_Direction_:
Your task is to output the data exactly as it stands.

_Data to process_:
● ● ●

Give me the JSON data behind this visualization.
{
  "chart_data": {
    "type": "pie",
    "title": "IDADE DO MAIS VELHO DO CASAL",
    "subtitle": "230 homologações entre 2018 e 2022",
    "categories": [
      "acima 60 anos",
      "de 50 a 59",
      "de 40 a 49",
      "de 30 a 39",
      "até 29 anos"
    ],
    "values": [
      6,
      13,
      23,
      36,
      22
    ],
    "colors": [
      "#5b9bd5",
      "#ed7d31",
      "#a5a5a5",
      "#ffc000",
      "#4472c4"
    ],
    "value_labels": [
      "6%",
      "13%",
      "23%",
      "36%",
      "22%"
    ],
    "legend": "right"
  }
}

● ● ●

_Solution to the exercise_:
Give me the JSON data behind this visualization.
{
  "chart_data": {
    "type": "pie",
    "title": "IDADE DO MAIS VELHO DO CASAL",
    "subtitle": "230 homologações entre 2018 e 2022",
    "categories": [
      "acima 60 anos",
      "de 50 a 59",
      "de 40 a 49",
      "de 30 a 39",
      "até 29 anos"
    ],
    "values": [
      6,
      13,
      23,
      36,
      22
    ],
    "colors": [
      "#5b9bd5",
      "#ed7d31",
      "#a5a5a5",
      "#ffc000",
      "#4472c4"
    ],
    "value_labels": [
      "6%",
      "13%",
      "23%",
      "36%",
      "22%"
    ],
    "legend": "right"
  }
}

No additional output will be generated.